What do the lines of the listing look like, starting with the line containing "data-point <box>402 240 411 248</box>" and going on through the line containing "y-tick-label: 30.0 <box>80 89 105 104</box>", once you swap "x-tick-label" for "x-axis-tick" and leave everything else unchanged? Give only those lines.

Coordinate annotation listing
◆ ◆ ◆ ◆
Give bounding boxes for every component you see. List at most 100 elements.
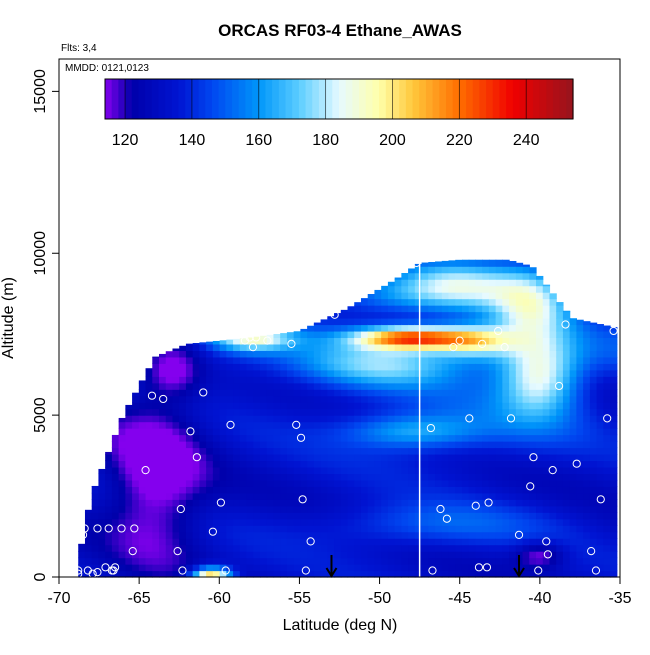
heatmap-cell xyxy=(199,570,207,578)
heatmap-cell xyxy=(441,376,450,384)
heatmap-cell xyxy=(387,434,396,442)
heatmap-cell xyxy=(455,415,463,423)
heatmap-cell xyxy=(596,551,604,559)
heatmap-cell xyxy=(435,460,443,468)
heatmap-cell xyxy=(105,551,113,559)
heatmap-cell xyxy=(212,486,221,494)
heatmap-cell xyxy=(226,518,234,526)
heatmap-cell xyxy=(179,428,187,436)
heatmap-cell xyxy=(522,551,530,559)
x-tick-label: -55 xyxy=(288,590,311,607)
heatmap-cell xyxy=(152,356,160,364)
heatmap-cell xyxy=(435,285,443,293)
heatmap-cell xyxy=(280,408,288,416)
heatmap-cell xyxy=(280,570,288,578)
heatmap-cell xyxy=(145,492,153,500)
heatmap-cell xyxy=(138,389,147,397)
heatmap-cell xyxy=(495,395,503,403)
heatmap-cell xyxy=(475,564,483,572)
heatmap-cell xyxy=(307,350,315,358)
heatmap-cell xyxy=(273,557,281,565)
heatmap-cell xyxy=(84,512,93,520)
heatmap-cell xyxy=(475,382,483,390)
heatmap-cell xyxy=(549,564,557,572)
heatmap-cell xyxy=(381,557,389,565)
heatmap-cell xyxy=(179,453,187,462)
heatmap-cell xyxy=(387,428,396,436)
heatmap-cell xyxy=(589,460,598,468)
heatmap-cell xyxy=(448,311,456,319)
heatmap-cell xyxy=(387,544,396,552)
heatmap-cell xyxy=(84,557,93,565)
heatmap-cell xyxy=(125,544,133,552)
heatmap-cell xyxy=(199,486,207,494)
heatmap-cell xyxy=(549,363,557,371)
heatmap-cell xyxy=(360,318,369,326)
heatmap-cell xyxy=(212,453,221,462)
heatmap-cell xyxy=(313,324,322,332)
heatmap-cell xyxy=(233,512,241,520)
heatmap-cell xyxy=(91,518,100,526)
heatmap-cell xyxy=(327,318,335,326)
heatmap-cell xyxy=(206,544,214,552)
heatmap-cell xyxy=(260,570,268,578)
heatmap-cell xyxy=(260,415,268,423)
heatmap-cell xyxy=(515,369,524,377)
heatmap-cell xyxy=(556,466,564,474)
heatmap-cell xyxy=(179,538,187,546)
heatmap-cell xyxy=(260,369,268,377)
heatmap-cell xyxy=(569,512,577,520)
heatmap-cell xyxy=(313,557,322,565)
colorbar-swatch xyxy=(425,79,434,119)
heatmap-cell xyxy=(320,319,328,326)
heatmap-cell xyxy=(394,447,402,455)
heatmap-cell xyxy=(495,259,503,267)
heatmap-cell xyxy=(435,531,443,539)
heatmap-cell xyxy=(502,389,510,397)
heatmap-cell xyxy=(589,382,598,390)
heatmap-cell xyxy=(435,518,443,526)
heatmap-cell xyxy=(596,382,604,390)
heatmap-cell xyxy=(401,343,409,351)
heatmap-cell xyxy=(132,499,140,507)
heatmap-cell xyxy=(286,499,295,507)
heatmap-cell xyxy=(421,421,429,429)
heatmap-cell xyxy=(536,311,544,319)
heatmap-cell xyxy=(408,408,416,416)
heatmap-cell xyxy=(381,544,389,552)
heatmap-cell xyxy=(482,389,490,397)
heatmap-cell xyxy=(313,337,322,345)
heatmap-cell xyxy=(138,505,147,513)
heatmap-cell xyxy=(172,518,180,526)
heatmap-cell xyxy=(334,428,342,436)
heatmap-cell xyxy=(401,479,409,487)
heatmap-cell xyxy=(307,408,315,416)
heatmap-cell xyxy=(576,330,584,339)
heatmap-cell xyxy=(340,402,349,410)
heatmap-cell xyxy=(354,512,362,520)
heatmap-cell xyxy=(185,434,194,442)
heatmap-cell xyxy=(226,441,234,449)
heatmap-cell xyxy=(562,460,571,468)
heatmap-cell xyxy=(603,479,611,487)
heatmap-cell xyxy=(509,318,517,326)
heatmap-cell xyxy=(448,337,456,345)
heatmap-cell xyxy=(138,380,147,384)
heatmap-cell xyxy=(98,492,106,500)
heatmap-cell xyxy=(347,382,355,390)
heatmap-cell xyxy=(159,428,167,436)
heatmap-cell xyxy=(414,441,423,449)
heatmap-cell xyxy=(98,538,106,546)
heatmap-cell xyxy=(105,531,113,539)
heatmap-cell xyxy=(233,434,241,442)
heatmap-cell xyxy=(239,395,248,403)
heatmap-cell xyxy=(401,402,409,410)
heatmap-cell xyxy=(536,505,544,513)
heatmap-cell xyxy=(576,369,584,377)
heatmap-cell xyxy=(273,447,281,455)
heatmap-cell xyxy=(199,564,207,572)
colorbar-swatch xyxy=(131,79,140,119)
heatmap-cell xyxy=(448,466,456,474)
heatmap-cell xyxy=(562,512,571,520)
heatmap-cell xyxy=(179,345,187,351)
◆ ◆ ◆ ◆
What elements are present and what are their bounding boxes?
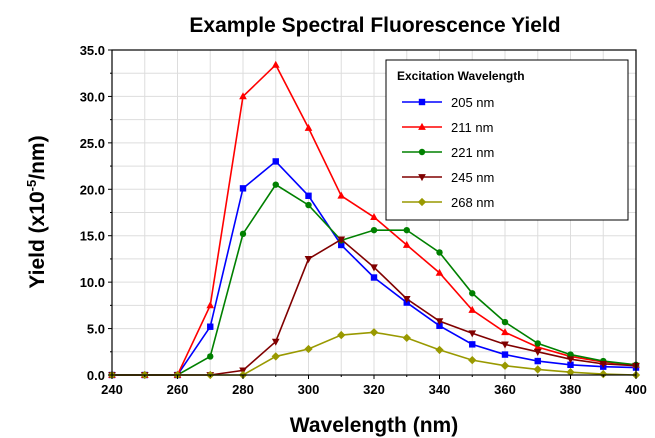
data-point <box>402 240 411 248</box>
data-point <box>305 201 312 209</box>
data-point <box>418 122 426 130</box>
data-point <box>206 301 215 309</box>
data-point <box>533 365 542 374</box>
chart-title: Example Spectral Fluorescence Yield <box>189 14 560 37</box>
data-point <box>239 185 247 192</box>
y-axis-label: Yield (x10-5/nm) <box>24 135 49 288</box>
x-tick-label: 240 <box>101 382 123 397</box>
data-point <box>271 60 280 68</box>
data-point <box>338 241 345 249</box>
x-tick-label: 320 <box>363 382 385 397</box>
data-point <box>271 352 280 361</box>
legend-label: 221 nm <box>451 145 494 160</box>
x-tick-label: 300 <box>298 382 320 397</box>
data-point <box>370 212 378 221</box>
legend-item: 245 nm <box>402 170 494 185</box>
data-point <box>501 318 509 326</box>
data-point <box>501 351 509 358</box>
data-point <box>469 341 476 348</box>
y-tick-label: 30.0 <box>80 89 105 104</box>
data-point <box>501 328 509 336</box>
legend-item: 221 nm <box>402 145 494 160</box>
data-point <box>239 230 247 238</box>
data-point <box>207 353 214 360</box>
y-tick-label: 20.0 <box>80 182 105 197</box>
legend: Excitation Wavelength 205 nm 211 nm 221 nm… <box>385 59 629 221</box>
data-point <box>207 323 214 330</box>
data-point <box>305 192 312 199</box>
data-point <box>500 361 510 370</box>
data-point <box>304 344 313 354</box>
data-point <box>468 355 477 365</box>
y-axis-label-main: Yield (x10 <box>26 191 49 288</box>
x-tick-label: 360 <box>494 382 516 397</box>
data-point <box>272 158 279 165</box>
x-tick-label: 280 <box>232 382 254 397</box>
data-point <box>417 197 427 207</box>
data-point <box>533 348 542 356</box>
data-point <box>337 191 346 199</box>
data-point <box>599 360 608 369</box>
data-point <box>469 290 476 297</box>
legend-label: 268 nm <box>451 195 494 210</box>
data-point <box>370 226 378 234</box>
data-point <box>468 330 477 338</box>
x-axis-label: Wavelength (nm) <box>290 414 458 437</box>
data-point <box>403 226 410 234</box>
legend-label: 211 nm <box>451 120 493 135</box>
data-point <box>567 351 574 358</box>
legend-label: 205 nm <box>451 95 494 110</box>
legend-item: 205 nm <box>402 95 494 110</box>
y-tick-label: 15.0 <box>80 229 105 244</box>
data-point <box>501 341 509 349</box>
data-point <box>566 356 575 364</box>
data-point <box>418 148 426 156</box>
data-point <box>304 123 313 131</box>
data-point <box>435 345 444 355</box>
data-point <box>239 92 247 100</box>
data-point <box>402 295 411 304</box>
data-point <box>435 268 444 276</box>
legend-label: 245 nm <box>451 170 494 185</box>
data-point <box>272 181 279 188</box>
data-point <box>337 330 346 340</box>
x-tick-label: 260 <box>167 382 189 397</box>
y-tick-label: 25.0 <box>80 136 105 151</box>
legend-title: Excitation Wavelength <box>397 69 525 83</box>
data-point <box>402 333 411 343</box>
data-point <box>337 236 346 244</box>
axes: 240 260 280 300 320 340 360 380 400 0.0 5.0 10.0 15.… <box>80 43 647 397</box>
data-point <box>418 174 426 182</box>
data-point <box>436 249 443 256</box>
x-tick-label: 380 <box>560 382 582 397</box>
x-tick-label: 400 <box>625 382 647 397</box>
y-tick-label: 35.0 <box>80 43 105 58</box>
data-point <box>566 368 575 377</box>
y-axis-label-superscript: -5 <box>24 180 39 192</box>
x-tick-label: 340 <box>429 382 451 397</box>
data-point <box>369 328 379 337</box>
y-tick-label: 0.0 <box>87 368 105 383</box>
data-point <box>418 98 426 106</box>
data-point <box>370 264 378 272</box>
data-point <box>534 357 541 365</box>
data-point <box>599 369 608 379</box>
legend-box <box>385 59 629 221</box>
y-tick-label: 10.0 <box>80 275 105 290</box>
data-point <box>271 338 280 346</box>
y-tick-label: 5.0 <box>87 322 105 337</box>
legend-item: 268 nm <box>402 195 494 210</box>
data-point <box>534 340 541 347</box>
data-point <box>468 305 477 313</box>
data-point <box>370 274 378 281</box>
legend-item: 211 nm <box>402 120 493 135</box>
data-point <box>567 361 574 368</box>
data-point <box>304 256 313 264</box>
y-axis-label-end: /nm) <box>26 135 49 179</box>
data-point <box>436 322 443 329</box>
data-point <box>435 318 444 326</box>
◆ ◆ ◆ ◆
-- Written response --
data-point <box>402 240 411 248</box>
data-point <box>305 201 312 209</box>
data-point <box>418 122 426 130</box>
data-point <box>206 301 215 309</box>
data-point <box>533 365 542 374</box>
chart-title: Example Spectral Fluorescence Yield <box>189 14 560 37</box>
data-point <box>239 185 247 192</box>
y-axis-label: Yield (x10-5/nm) <box>24 135 49 288</box>
x-axis-tick: 240 <box>101 382 123 397</box>
data-point <box>271 60 280 68</box>
data-point <box>338 241 345 249</box>
x-axis-tick: 320 <box>363 382 385 397</box>
data-point <box>271 352 280 361</box>
legend-label: 221 nm <box>451 145 494 160</box>
x-axis-tick: 300 <box>298 382 320 397</box>
data-point <box>370 212 378 221</box>
legend-item: 245 nm <box>402 170 494 185</box>
data-point <box>501 318 509 326</box>
data-point <box>501 351 509 358</box>
data-point <box>469 341 476 348</box>
y-tick-label: 30.0 <box>80 89 105 104</box>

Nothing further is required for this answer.